What the task requires — In the listing below, reproduce word for word the lines from the one containing "156, 1172, 174]" up to and including the one containing "review-instruction: 정보를 확인하고".

──────

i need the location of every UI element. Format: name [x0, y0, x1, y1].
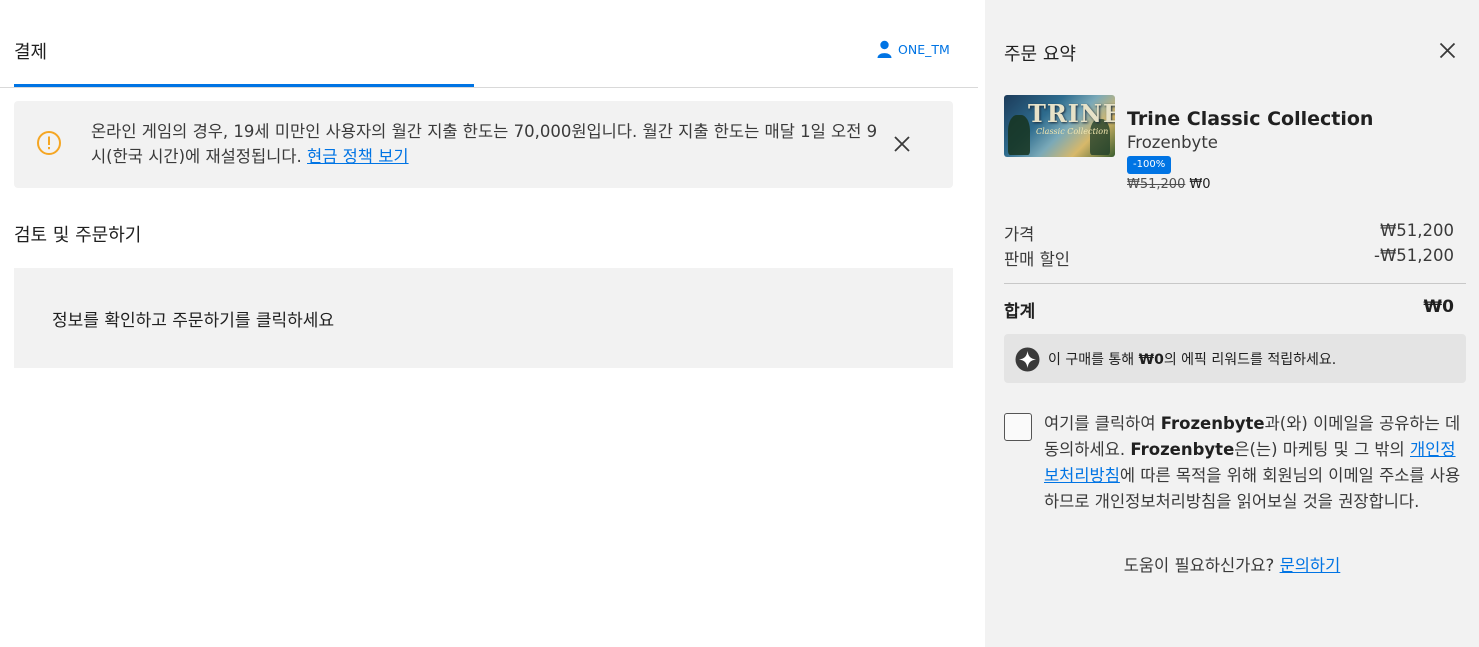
discount-badge: -100%	[1127, 156, 1172, 174]
consent-publisher-1: Frozenbyte	[1160, 414, 1265, 433]
cash-policy-link[interactable]: 현금 정책 보기	[307, 147, 409, 166]
alert-message: 온라인 게임의 경우, 19세 미만인 사용자의 월간 지출 한도는 70,00…	[91, 119, 881, 169]
contact-us-link[interactable]: 문의하기	[1280, 556, 1341, 575]
order-summary-title: 주문 요약	[1004, 44, 1076, 65]
review-section-title: 검토 및 주문하기	[14, 225, 142, 246]
consent-part1: 여기를 클릭하여	[1044, 414, 1161, 433]
user-icon	[877, 40, 892, 58]
review-instruction: 정보를 확인하고 주문하기를 클릭하세요	[52, 311, 335, 331]
final-price: ₩0	[1189, 177, 1211, 192]
total-label: 합계	[1004, 302, 1036, 322]
thumbnail-logo-text: TRINE	[1028, 99, 1115, 128]
review-box: 정보를 확인하고 주문하기를 클릭하세요	[14, 268, 953, 368]
product-thumbnail: TRINE Classic Collection	[1004, 95, 1115, 157]
help-text: 도움이 필요하신가요?	[1123, 556, 1280, 575]
price-row: 가격 ₩51,200	[1004, 221, 1454, 245]
checkout-main-panel: 결제 ONE_TM 온라인 게임의 경우, 19세 미만인 사용자의 월간 지출…	[0, 0, 985, 647]
help-line: 도움이 필요하신가요? 문의하기	[985, 552, 1479, 576]
tab-active-indicator	[14, 84, 474, 87]
product-publisher: Frozenbyte	[1127, 133, 1218, 152]
email-consent-checkbox[interactable]	[1004, 413, 1032, 441]
username-label: ONE_TM	[898, 41, 950, 57]
reward-suffix: 의 에픽 리워드를 적립하세요.	[1163, 352, 1337, 368]
summary-divider	[1004, 283, 1466, 284]
alert-message-text: 온라인 게임의 경우, 19세 미만인 사용자의 월간 지출 한도는 70,00…	[91, 122, 878, 166]
email-consent-text: 여기를 클릭하여 Frozenbyte과(와) 이메일을 공유하는 데 동의하세…	[1044, 411, 1469, 515]
price-label: 가격	[1004, 225, 1035, 244]
order-summary-panel: 주문 요약 TRINE Classic Collection Trine Cla…	[985, 0, 1479, 647]
close-icon[interactable]	[1439, 42, 1456, 59]
product-name: Trine Classic Collection	[1127, 108, 1374, 130]
epic-rewards-banner: 이 구매를 통해 ₩0의 에픽 리워드를 적립하세요.	[1004, 334, 1466, 383]
warning-circle-icon	[37, 131, 61, 155]
total-value: ₩0	[1423, 297, 1454, 317]
user-account[interactable]: ONE_TM	[877, 40, 950, 58]
tab-checkout[interactable]: 결제	[14, 38, 47, 64]
reward-amount: ₩0	[1138, 352, 1164, 368]
price-value: ₩51,200	[1379, 221, 1454, 240]
product-price-line: ₩51,200 ₩0	[1127, 177, 1210, 192]
original-price: ₩51,200	[1127, 177, 1186, 192]
checkout-header: 결제 ONE_TM	[0, 0, 978, 88]
thumbnail-tree-left	[1008, 115, 1030, 155]
total-row: 합계 ₩0	[1004, 297, 1454, 322]
consent-publisher-2: Frozenbyte	[1130, 440, 1235, 459]
discount-row: 판매 할인 -₩51,200	[1004, 246, 1454, 270]
thumbnail-logo-subtext: Classic Collection	[1036, 127, 1109, 136]
close-icon[interactable]	[893, 135, 911, 153]
consent-part3: 은(는) 마케팅 및 그 밖의	[1234, 440, 1410, 459]
reward-prefix: 이 구매를 통해	[1048, 352, 1139, 368]
discount-label: 판매 할인	[1004, 250, 1070, 269]
discount-value: -₩51,200	[1373, 246, 1454, 265]
spending-limit-alert: 온라인 게임의 경우, 19세 미만인 사용자의 월간 지출 한도는 70,00…	[14, 101, 953, 188]
reward-message: 이 구매를 통해 ₩0의 에픽 리워드를 적립하세요.	[1048, 349, 1336, 369]
epic-rewards-icon	[1015, 347, 1040, 372]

──────

Result of this task —
discount-badge: -100%	[1127, 156, 1172, 174]
consent-publisher-1: Frozenbyte	[1160, 414, 1265, 433]
cash-policy-link[interactable]: 현금 정책 보기	[307, 147, 409, 166]
alert-message: 온라인 게임의 경우, 19세 미만인 사용자의 월간 지출 한도는 70,00…	[91, 119, 881, 169]
contact-us-link[interactable]: 문의하기	[1280, 556, 1341, 575]
order-summary-title: 주문 요약	[1004, 44, 1076, 65]
review-section-title: 검토 및 주문하기	[14, 225, 142, 246]
consent-part1: 여기를 클릭하여	[1044, 414, 1161, 433]
user-icon	[877, 40, 892, 58]
review-instruction: 정보를 확인하고 주문하기를 클릭하세요	[52, 311, 335, 331]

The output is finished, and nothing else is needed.